WORK REQUIRED:
Your task is to copy every line of this material exactly.

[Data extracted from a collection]
★ ★ ★ ★ ★
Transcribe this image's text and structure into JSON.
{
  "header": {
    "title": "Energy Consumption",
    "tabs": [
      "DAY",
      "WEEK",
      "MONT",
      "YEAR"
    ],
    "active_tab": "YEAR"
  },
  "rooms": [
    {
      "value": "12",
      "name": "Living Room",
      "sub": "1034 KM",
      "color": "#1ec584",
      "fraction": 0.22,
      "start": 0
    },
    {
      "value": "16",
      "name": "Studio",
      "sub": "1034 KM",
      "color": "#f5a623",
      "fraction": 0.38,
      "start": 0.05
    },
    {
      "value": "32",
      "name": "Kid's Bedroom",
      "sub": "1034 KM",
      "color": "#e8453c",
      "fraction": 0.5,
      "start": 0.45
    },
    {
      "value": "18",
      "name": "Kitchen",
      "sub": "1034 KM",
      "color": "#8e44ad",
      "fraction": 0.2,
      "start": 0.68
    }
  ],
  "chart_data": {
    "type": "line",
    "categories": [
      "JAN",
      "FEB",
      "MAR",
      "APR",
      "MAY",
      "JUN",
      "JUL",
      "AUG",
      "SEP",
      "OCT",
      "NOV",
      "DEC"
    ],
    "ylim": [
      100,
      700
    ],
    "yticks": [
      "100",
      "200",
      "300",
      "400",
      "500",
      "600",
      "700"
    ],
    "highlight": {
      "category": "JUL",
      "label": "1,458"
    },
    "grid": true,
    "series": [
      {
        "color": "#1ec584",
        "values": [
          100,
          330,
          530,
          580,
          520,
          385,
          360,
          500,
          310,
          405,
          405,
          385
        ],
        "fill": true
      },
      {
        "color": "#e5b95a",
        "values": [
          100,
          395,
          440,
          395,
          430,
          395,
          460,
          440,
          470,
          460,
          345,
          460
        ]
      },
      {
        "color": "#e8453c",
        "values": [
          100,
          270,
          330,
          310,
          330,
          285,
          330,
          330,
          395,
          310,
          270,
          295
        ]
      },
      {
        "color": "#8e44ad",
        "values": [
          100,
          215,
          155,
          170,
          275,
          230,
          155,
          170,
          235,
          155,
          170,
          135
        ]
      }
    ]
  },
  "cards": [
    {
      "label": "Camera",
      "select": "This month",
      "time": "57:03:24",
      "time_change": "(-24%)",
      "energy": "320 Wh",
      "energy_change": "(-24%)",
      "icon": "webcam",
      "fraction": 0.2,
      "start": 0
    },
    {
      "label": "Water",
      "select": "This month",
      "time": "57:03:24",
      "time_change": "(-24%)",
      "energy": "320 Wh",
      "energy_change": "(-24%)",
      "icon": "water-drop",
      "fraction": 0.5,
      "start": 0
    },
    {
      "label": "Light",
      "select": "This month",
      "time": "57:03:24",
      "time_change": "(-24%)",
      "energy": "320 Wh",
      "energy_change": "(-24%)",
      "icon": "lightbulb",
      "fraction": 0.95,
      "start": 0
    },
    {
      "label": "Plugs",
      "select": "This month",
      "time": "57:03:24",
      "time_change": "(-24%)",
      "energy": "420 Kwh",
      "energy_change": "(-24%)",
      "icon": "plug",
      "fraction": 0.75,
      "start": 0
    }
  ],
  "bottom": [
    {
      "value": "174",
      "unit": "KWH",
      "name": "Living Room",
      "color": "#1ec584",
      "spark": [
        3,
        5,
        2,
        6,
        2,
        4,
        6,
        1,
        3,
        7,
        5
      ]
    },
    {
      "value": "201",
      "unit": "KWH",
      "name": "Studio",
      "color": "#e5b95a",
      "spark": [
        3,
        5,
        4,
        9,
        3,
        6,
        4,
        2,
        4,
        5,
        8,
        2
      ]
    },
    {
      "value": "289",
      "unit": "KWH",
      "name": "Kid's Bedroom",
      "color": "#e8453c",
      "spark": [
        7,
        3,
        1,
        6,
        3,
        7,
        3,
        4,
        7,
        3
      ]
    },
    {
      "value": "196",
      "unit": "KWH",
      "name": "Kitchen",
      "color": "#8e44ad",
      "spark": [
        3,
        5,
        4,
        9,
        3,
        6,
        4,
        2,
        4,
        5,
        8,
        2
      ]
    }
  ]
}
★ ★ ★ ★ ★
TASK SOLUTION:
Transcribe this image's text and structure into JSON.
{
  "header": {
    "title": "Energy Consumption",
    "tabs": [
      "DAY",
      "WEEK",
      "MONT",
      "YEAR"
    ],
    "active_tab": "YEAR"
  },
  "rooms": [
    {
      "value": "12",
      "name": "Living Room",
      "sub": "1034 KM",
      "color": "#1ec584",
      "fraction": 0.22,
      "start": 0
    },
    {
      "value": "16",
      "name": "Studio",
      "sub": "1034 KM",
      "color": "#f5a623",
      "fraction": 0.38,
      "start": 0.05
    },
    {
      "value": "32",
      "name": "Kid's Bedroom",
      "sub": "1034 KM",
      "color": "#e8453c",
      "fraction": 0.5,
      "start": 0.45
    },
    {
      "value": "18",
      "name": "Kitchen",
      "sub": "1034 KM",
      "color": "#8e44ad",
      "fraction": 0.2,
      "start": 0.68
    }
  ],
  "chart_data": {
    "type": "line",
    "categories": [
      "JAN",
      "FEB",
      "MAR",
      "APR",
      "MAY",
      "JUN",
      "JUL",
      "AUG",
      "SEP",
      "OCT",
      "NOV",
      "DEC"
    ],
    "ylim": [
      100,
      700
    ],
    "yticks": [
      "100",
      "200",
      "300",
      "400",
      "500",
      "600",
      "700"
    ],
    "highlight": {
      "category": "JUL",
      "label": "1,458"
    },
    "grid": true,
    "series": [
      {
        "color": "#1ec584",
        "values": [
          100,
          330,
          530,
          580,
          520,
          385,
          360,
          500,
          310,
          405,
          405,
          385
        ],
        "fill": true
      },
      {
        "color": "#e5b95a",
        "values": [
          100,
          395,
          440,
          395,
          430,
          395,
          460,
          440,
          470,
          460,
          345,
          460
        ]
      },
      {
        "color": "#e8453c",
        "values": [
          100,
          270,
          330,
          310,
          330,
          285,
          330,
          330,
          395,
          310,
          270,
          295
        ]
      },
      {
        "color": "#8e44ad",
        "values": [
          100,
          215,
          155,
          170,
          275,
          230,
          155,
          170,
          235,
          155,
          170,
          135
        ]
      }
    ]
  },
  "cards": [
    {
      "label": "Camera",
      "select": "This month",
      "time": "57:03:24",
      "time_change": "(-24%)",
      "energy": "320 Wh",
      "energy_change": "(-24%)",
      "icon": "webcam",
      "fraction": 0.2,
      "start": 0
    },
    {
      "label": "Water",
      "select": "This month",
      "time": "57:03:24",
      "time_change": "(-24%)",
      "energy": "320 Wh",
      "energy_change": "(-24%)",
      "icon": "water-drop",
      "fraction": 0.5,
      "start": 0
    },
    {
      "label": "Light",
      "select": "This month",
      "time": "57:03:24",
      "time_change": "(-24%)",
      "energy": "320 Wh",
      "energy_change": "(-24%)",
      "icon": "lightbulb",
      "fraction": 0.95,
      "start": 0
    },
    {
      "label": "Plugs",
      "select": "This month",
      "time": "57:03:24",
      "time_change": "(-24%)",
      "energy": "420 Kwh",
      "energy_change": "(-24%)",
      "icon": "plug",
      "fraction": 0.75,
      "start": 0
    }
  ],
  "bottom": [
    {
      "value": "174",
      "unit": "KWH",
      "name": "Living Room",
      "color": "#1ec584",
      "spark": [
        3,
        5,
        2,
        6,
        2,
        4,
        6,
        1,
        3,
        7,
        5
      ]
    },
    {
      "value": "201",
      "unit": "KWH",
      "name": "Studio",
      "color": "#e5b95a",
      "spark": [
        3,
        5,
        4,
        9,
        3,
        6,
        4,
        2,
        4,
        5,
        8,
        2
      ]
    },
    {
      "value": "289",
      "unit": "KWH",
      "name": "Kid's Bedroom",
      "color": "#e8453c",
      "spark": [
        7,
        3,
        1,
        6,
        3,
        7,
        3,
        4,
        7,
        3
      ]
    },
    {
      "value": "196",
      "unit": "KWH",
      "name": "Kitchen",
      "color": "#8e44ad",
      "spark": [
        3,
        5,
        4,
        9,
        3,
        6,
        4,
        2,
        4,
        5,
        8,
        2
      ]
    }
  ]
}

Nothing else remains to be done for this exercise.